(WHAT THE EXERCISE ASKS)
Go through the entries below and copy each line containing the word "Kumar".

(GIVEN DATA)
########
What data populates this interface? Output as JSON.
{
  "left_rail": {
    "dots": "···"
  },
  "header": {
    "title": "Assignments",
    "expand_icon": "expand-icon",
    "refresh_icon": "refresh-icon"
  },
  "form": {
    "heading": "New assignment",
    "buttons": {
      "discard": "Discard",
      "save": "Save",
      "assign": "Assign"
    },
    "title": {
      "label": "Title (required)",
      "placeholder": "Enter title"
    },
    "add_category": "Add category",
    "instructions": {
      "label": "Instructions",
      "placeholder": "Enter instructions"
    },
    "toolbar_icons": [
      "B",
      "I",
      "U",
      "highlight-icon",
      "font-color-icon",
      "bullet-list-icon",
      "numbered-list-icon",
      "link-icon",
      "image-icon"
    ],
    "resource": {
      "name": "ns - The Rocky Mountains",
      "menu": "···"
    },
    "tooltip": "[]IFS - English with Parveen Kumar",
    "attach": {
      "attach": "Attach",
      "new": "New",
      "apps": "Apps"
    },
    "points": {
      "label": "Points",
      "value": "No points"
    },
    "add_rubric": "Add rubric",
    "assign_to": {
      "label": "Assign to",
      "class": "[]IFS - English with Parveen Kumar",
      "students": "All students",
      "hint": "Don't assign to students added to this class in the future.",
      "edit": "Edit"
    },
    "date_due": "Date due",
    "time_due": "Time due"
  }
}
########
(RESPONSE BELOW)
    "tooltip": "[]IFS - English with Parveen Kumar",
      "class": "[]IFS - English with Parveen Kumar",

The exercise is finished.